Everything in the listing except the pictures should be written out exactly.

[Start of DATA IN THIS EXERCISE]

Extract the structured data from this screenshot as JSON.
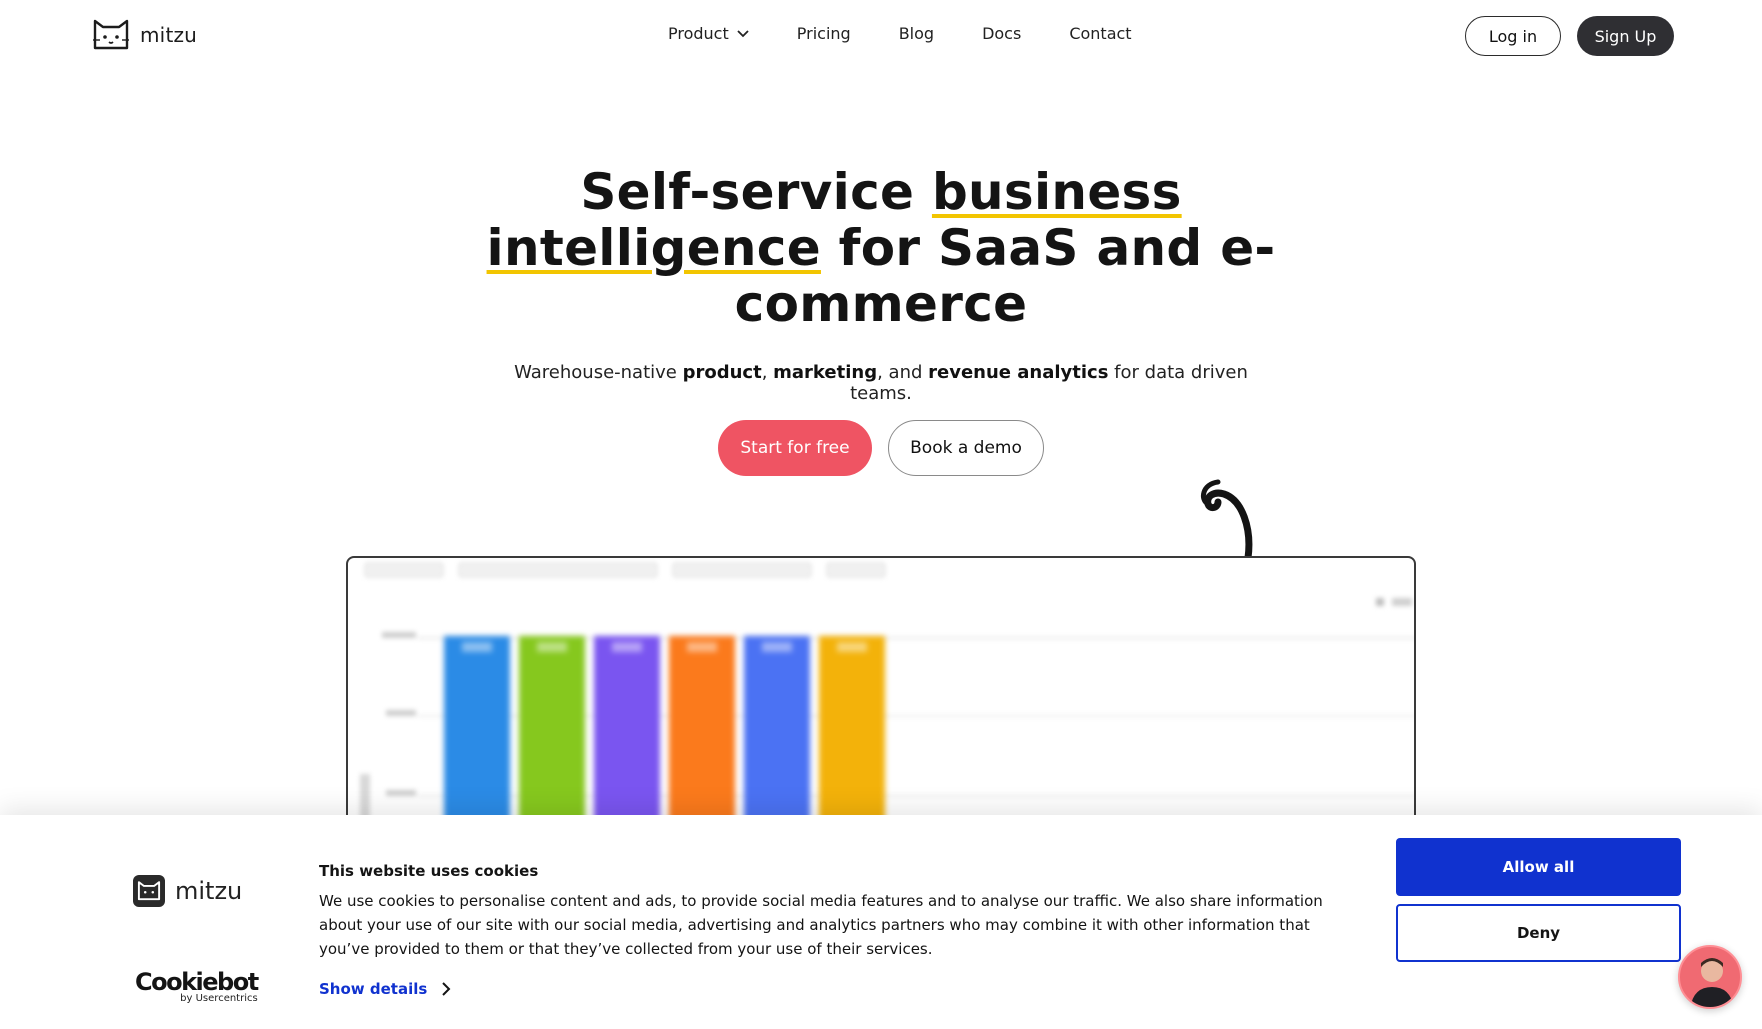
{
  "nav": {
    "brand": "mitzu",
    "items": [
      {
        "label": "Product",
        "has_dropdown": true
      },
      {
        "label": "Pricing"
      },
      {
        "label": "Blog"
      },
      {
        "label": "Docs"
      },
      {
        "label": "Contact"
      }
    ],
    "login_label": "Log in",
    "signup_label": "Sign Up"
  },
  "hero": {
    "headline_parts": [
      "Self-service ",
      "business",
      " ",
      "intelligence",
      " for SaaS and e-commerce"
    ],
    "sub_parts": [
      "Warehouse-native ",
      "product",
      ", ",
      "marketing",
      ", and ",
      "revenue analytics",
      " for data driven teams."
    ],
    "cta_primary": "Start for free",
    "cta_secondary": "Book a demo"
  },
  "preview": {
    "bar_colors": [
      "#2b8be6",
      "#86c81e",
      "#7a55f0",
      "#fb7a1c",
      "#4b72f3",
      "#f3b20a"
    ]
  },
  "cookie": {
    "brand": "mitzu",
    "title": "This website uses cookies",
    "body": "We use cookies to personalise content and ads, to provide social media features and to analyse our traffic. We also share information about your use of our site with our social media, advertising and analytics partners who may combine it with other information that you’ve provided to them or that they’ve collected from your use of their services.",
    "show_details": "Show details",
    "allow_label": "Allow all",
    "deny_label": "Deny",
    "cookiebot_name": "Cookiebot",
    "cookiebot_by": "by Usercentrics"
  },
  "colors": {
    "accent_red": "#ef5463",
    "cookie_blue": "#1032cf",
    "underline_yellow": "#f2c500",
    "dark": "#2f2f33"
  }
}
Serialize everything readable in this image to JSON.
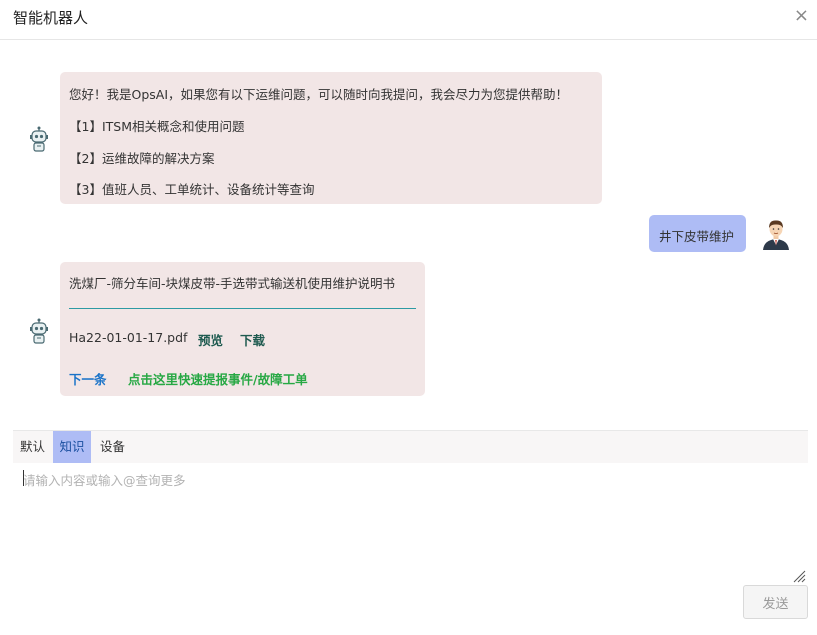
{
  "header": {
    "title": "智能机器人",
    "close_icon": "×"
  },
  "messages": {
    "bot1": {
      "greeting": "您好！我是OpsAI，如果您有以下运维问题，可以随时向我提问，我会尽力为您提供帮助！",
      "items": [
        "【1】ITSM相关概念和使用问题",
        "【2】运维故障的解决方案",
        "【3】值班人员、工单统计、设备统计等查询"
      ]
    },
    "user1": {
      "text": "井下皮带维护"
    },
    "bot2": {
      "doc_title": "洗煤厂-筛分车间-块煤皮带-手选带式输送机使用维护说明书",
      "file_name": "Ha22-01-01-17.pdf",
      "preview_label": "预览",
      "download_label": "下载",
      "next_label": "下一条",
      "ticket_label": "点击这里快速提报事件/故障工单"
    }
  },
  "tabs": [
    {
      "label": "默认",
      "active": false
    },
    {
      "label": "知识",
      "active": true
    },
    {
      "label": "设备",
      "active": false
    }
  ],
  "input": {
    "placeholder": "请输入内容或输入@查询更多",
    "value": ""
  },
  "send_label": "发送",
  "colors": {
    "bot_bubble": "#f2e6e6",
    "user_bubble": "#aebcf5",
    "active_tab": "#aebcf5",
    "link_blue": "#1a73c8",
    "link_green": "#27a844"
  }
}
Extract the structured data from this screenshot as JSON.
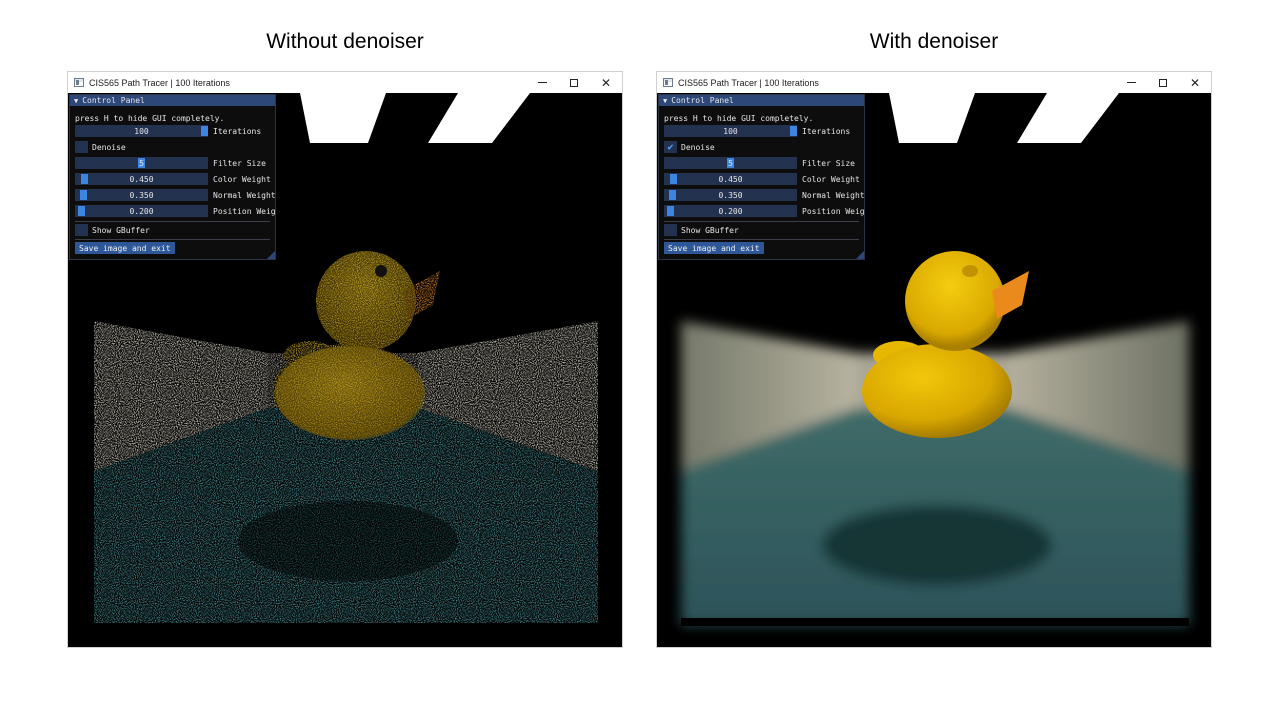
{
  "captions": {
    "left": "Without denoiser",
    "right": "With denoiser"
  },
  "windows": [
    {
      "title": "CIS565 Path Tracer | 100 Iterations",
      "icon": "app-window-icon",
      "controls": [
        "minimize-icon",
        "maximize-icon",
        "close-icon"
      ],
      "panel": {
        "header": "Control Panel",
        "hint": "press H to hide GUI completely.",
        "iterations": {
          "value": "100",
          "label": "Iterations",
          "fraction": 1.0
        },
        "denoise": {
          "label": "Denoise",
          "checked": false
        },
        "filter_size": {
          "value": "5",
          "label": "Filter Size",
          "fraction": 0.5
        },
        "color_weight": {
          "value": "0.450",
          "label": "Color Weight",
          "fraction": 0.05
        },
        "normal_weight": {
          "value": "0.350",
          "label": "Normal Weight",
          "fraction": 0.04
        },
        "position_weight": {
          "value": "0.200",
          "label": "Position Weig",
          "fraction": 0.02
        },
        "show_gbuffer": {
          "label": "Show GBuffer",
          "checked": false
        },
        "save_button": "Save image and exit"
      },
      "render": {
        "denoised": false
      }
    },
    {
      "title": "CIS565 Path Tracer | 100 Iterations",
      "icon": "app-window-icon",
      "controls": [
        "minimize-icon",
        "maximize-icon",
        "close-icon"
      ],
      "panel": {
        "header": "Control Panel",
        "hint": "press H to hide GUI completely.",
        "iterations": {
          "value": "100",
          "label": "Iterations",
          "fraction": 1.0
        },
        "denoise": {
          "label": "Denoise",
          "checked": true
        },
        "filter_size": {
          "value": "5",
          "label": "Filter Size",
          "fraction": 0.5
        },
        "color_weight": {
          "value": "0.450",
          "label": "Color Weight",
          "fraction": 0.05
        },
        "normal_weight": {
          "value": "0.350",
          "label": "Normal Weight",
          "fraction": 0.04
        },
        "position_weight": {
          "value": "0.200",
          "label": "Position Weig",
          "fraction": 0.02
        },
        "show_gbuffer": {
          "label": "Show GBuffer",
          "checked": false
        },
        "save_button": "Save image and exit"
      },
      "render": {
        "denoised": true
      }
    }
  ],
  "colors": {
    "panel_header": "#2c4778",
    "slider_bg": "#22324f",
    "slider_grab": "#3d85e0",
    "button": "#2e5798",
    "duck": "#e0b400",
    "beak": "#e8801a",
    "floor": "#2f5f63",
    "wall": "#c9c4b4"
  }
}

[End of DATA IN THIS EXERCISE]

> _EXERCISE ANSWER_:
Extract the structured data from this screenshot as JSON.
{
  "nav": {
    "brand": "mitzu",
    "items": [
      {
        "label": "Product",
        "has_dropdown": true
      },
      {
        "label": "Pricing"
      },
      {
        "label": "Blog"
      },
      {
        "label": "Docs"
      },
      {
        "label": "Contact"
      }
    ],
    "login_label": "Log in",
    "signup_label": "Sign Up"
  },
  "hero": {
    "headline_parts": [
      "Self-service ",
      "business",
      " ",
      "intelligence",
      " for SaaS and e-commerce"
    ],
    "sub_parts": [
      "Warehouse-native ",
      "product",
      ", ",
      "marketing",
      ", and ",
      "revenue analytics",
      " for data driven teams."
    ],
    "cta_primary": "Start for free",
    "cta_secondary": "Book a demo"
  },
  "preview": {
    "bar_colors": [
      "#2b8be6",
      "#86c81e",
      "#7a55f0",
      "#fb7a1c",
      "#4b72f3",
      "#f3b20a"
    ]
  },
  "cookie": {
    "brand": "mitzu",
    "title": "This website uses cookies",
    "body": "We use cookies to personalise content and ads, to provide social media features and to analyse our traffic. We also share information about your use of our site with our social media, advertising and analytics partners who may combine it with other information that you’ve provided to them or that they’ve collected from your use of their services.",
    "show_details": "Show details",
    "allow_label": "Allow all",
    "deny_label": "Deny",
    "cookiebot_name": "Cookiebot",
    "cookiebot_by": "by Usercentrics"
  },
  "colors": {
    "accent_red": "#ef5463",
    "cookie_blue": "#1032cf",
    "underline_yellow": "#f2c500",
    "dark": "#2f2f33"
  }
}
Serialize everything readable in this image to JSON.
{
  "header": {
    "title": "智能机器人",
    "close_icon": "×"
  },
  "messages": {
    "bot1": {
      "greeting": "您好！我是OpsAI，如果您有以下运维问题，可以随时向我提问，我会尽力为您提供帮助！",
      "items": [
        "【1】ITSM相关概念和使用问题",
        "【2】运维故障的解决方案",
        "【3】值班人员、工单统计、设备统计等查询"
      ]
    },
    "user1": {
      "text": "井下皮带维护"
    },
    "bot2": {
      "doc_title": "洗煤厂-筛分车间-块煤皮带-手选带式输送机使用维护说明书",
      "file_name": "Ha22-01-01-17.pdf",
      "preview_label": "预览",
      "download_label": "下载",
      "next_label": "下一条",
      "ticket_label": "点击这里快速提报事件/故障工单"
    }
  },
  "tabs": [
    {
      "label": "默认",
      "active": false
    },
    {
      "label": "知识",
      "active": true
    },
    {
      "label": "设备",
      "active": false
    }
  ],
  "input": {
    "placeholder": "请输入内容或输入@查询更多",
    "value": ""
  },
  "send_label": "发送",
  "colors": {
    "bot_bubble": "#f2e6e6",
    "user_bubble": "#aebcf5",
    "active_tab": "#aebcf5",
    "link_blue": "#1a73c8",
    "link_green": "#27a844"
  }
}
Extract the structured data from this screenshot as JSON.
{
  "captions": {
    "left": "Without denoiser",
    "right": "With denoiser"
  },
  "windows": [
    {
      "title": "CIS565 Path Tracer | 100 Iterations",
      "icon": "app-window-icon",
      "controls": [
        "minimize-icon",
        "maximize-icon",
        "close-icon"
      ],
      "panel": {
        "header": "Control Panel",
        "hint": "press H to hide GUI completely.",
        "iterations": {
          "value": "100",
          "label": "Iterations",
          "fraction": 1.0
        },
        "denoise": {
          "label": "Denoise",
          "checked": false
        },
        "filter_size": {
          "value": "5",
          "label": "Filter Size",
          "fraction": 0.5
        },
        "color_weight": {
          "value": "0.450",
          "label": "Color Weight",
          "fraction": 0.05
        },
        "normal_weight": {
          "value": "0.350",
          "label": "Normal Weight",
          "fraction": 0.04
        },
        "position_weight": {
          "value": "0.200",
          "label": "Position Weig",
          "fraction": 0.02
        },
        "show_gbuffer": {
          "label": "Show GBuffer",
          "checked": false
        },
        "save_button": "Save image and exit"
      },
      "render": {
        "denoised": false
      }
    },
    {
      "title": "CIS565 Path Tracer | 100 Iterations",
      "icon": "app-window-icon",
      "controls": [
        "minimize-icon",
        "maximize-icon",
        "close-icon"
      ],
      "panel": {
        "header": "Control Panel",
        "hint": "press H to hide GUI completely.",
        "iterations": {
          "value": "100",
          "label": "Iterations",
          "fraction": 1.0
        },
        "denoise": {
          "label": "Denoise",
          "checked": true
        },
        "filter_size": {
          "value": "5",
          "label": "Filter Size",
          "fraction": 0.5
        },
        "color_weight": {
          "value": "0.450",
          "label": "Color Weight",
          "fraction": 0.05
        },
        "normal_weight": {
          "value": "0.350",
          "label": "Normal Weight",
          "fraction": 0.04
        },
        "position_weight": {
          "value": "0.200",
          "label": "Position Weig",
          "fraction": 0.02
        },
        "show_gbuffer": {
          "label": "Show GBuffer",
          "checked": false
        },
        "save_button": "Save image and exit"
      },
      "render": {
        "denoised": true
      }
    }
  ],
  "colors": {
    "panel_header": "#2c4778",
    "slider_bg": "#22324f",
    "slider_grab": "#3d85e0",
    "button": "#2e5798",
    "duck": "#e0b400",
    "beak": "#e8801a",
    "floor": "#2f5f63",
    "wall": "#c9c4b4"
  }
}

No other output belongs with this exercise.